EXERCISE BRIEF: Quote all of the data that follows exactly as written, skipping the images.
>> START RECORD EXTRACTS
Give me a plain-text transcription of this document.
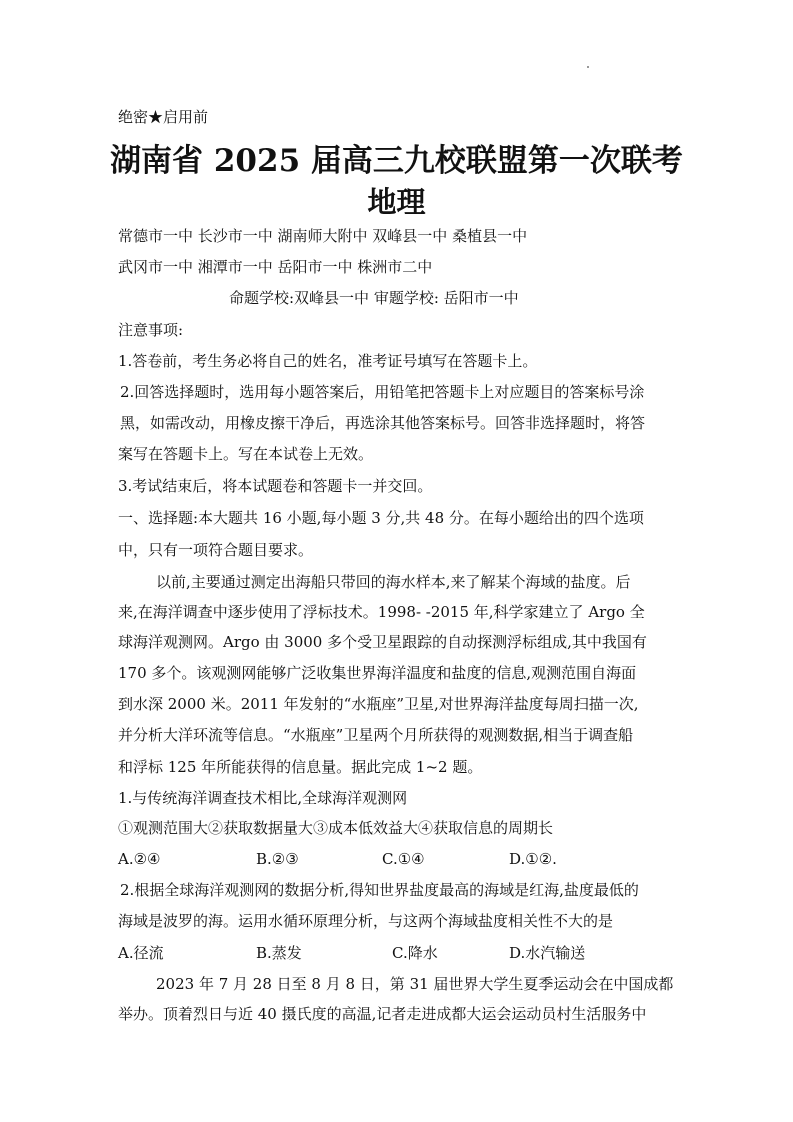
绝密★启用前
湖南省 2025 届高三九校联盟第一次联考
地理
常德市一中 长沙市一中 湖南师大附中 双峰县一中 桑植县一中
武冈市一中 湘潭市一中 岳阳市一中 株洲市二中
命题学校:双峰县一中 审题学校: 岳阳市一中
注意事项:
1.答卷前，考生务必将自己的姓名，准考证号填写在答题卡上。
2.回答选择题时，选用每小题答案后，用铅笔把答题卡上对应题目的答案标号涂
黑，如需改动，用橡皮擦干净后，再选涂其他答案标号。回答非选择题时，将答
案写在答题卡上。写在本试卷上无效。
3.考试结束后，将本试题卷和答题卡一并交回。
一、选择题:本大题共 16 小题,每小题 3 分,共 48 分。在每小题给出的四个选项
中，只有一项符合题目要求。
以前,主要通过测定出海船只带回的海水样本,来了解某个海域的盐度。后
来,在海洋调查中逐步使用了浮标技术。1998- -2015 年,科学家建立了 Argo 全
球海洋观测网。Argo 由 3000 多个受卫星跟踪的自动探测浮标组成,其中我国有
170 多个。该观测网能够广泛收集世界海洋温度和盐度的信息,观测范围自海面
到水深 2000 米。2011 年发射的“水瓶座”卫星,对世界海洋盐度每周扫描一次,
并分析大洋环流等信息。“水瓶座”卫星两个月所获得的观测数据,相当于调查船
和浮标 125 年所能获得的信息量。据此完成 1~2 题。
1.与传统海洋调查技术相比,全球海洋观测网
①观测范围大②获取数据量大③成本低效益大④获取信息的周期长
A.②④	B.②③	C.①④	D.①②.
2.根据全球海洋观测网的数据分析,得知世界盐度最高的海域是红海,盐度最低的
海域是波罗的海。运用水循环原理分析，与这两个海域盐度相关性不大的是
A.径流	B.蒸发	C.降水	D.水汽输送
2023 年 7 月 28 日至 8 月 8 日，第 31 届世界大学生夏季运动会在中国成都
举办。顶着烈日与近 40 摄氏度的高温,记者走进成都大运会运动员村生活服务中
>> END RECORD EXTRACTS
RESULT OF THIS EXERCISE:
Give me a plain-text transcription of this document.
绝密★启用前
湖南省 2025 届高三九校联盟第一次联考
地理
常德市一中 长沙市一中 湖南师大附中 双峰县一中 桑植县一中
武冈市一中 湘潭市一中 岳阳市一中 株洲市二中
命题学校:双峰县一中 审题学校: 岳阳市一中
注意事项:
1.答卷前，考生务必将自己的姓名，准考证号填写在答题卡上。
2.回答选择题时，选用每小题答案后，用铅笔把答题卡上对应题目的答案标号涂
黑，如需改动，用橡皮擦干净后，再选涂其他答案标号。回答非选择题时，将答
案写在答题卡上。写在本试卷上无效。
3.考试结束后，将本试题卷和答题卡一并交回。
一、选择题:本大题共 16 小题,每小题 3 分,共 48 分。在每小题给出的四个选项
中，只有一项符合题目要求。
以前,主要通过测定出海船只带回的海水样本,来了解某个海域的盐度。后
来,在海洋调查中逐步使用了浮标技术。1998- -2015 年,科学家建立了 Argo 全
球海洋观测网。Argo 由 3000 多个受卫星跟踪的自动探测浮标组成,其中我国有
170 多个。该观测网能够广泛收集世界海洋温度和盐度的信息,观测范围自海面
到水深 2000 米。2011 年发射的“水瓶座”卫星,对世界海洋盐度每周扫描一次,
并分析大洋环流等信息。“水瓶座”卫星两个月所获得的观测数据,相当于调查船
和浮标 125 年所能获得的信息量。据此完成 1~2 题。
1.与传统海洋调查技术相比,全球海洋观测网
①观测范围大②获取数据量大③成本低效益大④获取信息的周期长
A.②④	B.②③	C.①④	D.①②.
2.根据全球海洋观测网的数据分析,得知世界盐度最高的海域是红海,盐度最低的
海域是波罗的海。运用水循环原理分析，与这两个海域盐度相关性不大的是
A.径流	B.蒸发	C.降水	D.水汽输送
2023 年 7 月 28 日至 8 月 8 日，第 31 届世界大学生夏季运动会在中国成都
举办。顶着烈日与近 40 摄氏度的高温,记者走进成都大运会运动员村生活服务中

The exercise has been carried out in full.